[What the task asks] State how many lines of the records contain the string "涪陵榨菜". Give the number alone.
BEGIN Input
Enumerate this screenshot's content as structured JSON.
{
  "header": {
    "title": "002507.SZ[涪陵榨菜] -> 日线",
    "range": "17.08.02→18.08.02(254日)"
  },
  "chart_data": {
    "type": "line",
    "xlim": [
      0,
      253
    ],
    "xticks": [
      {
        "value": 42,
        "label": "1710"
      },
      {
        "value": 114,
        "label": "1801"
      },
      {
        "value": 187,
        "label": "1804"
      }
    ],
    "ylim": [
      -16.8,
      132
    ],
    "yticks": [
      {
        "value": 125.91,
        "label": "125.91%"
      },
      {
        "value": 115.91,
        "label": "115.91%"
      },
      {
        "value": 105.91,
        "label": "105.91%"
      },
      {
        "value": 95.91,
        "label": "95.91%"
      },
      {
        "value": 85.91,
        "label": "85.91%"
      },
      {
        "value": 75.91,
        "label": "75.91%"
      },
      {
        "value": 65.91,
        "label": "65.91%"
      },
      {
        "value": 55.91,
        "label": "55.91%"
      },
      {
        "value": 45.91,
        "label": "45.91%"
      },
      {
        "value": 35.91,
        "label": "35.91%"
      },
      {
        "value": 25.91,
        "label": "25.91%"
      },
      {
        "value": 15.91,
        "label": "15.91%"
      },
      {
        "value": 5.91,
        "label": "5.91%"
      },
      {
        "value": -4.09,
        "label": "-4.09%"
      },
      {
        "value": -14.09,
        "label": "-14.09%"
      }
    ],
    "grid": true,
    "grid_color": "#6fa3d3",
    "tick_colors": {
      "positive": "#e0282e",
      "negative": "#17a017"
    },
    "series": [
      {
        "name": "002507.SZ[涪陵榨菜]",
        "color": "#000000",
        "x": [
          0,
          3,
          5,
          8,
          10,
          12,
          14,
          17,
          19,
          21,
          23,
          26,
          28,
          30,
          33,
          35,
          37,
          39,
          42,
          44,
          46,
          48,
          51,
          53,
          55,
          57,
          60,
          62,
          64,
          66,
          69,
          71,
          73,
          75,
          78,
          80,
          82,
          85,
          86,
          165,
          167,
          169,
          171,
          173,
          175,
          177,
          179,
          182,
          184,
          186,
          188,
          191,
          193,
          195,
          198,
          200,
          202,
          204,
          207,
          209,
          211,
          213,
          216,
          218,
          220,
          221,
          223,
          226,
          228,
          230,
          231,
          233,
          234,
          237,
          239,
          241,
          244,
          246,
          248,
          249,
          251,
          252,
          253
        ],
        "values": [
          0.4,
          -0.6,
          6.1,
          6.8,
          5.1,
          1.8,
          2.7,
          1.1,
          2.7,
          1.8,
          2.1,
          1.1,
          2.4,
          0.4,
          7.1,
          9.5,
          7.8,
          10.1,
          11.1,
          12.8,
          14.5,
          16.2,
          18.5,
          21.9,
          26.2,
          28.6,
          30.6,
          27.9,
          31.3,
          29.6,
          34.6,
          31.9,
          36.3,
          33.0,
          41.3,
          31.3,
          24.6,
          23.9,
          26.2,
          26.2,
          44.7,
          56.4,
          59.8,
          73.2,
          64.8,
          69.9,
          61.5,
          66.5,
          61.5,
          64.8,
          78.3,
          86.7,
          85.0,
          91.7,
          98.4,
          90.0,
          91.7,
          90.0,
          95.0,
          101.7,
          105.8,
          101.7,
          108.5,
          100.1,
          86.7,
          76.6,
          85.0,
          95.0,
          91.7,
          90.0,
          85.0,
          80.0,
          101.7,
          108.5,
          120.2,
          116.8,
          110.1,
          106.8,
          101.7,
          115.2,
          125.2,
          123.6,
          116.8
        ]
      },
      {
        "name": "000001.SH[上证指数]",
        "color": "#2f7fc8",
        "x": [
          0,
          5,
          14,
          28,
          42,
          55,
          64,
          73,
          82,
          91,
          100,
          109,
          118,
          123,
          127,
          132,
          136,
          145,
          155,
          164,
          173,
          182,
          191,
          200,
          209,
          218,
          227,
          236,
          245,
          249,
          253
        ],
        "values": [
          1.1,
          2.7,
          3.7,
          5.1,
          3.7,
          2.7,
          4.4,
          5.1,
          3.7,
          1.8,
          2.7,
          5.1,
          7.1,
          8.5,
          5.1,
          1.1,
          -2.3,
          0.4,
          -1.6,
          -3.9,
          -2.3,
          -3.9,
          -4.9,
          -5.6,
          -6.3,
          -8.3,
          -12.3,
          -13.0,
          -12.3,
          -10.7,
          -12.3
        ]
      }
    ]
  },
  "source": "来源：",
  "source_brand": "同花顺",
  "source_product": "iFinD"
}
END Input
[Response] 2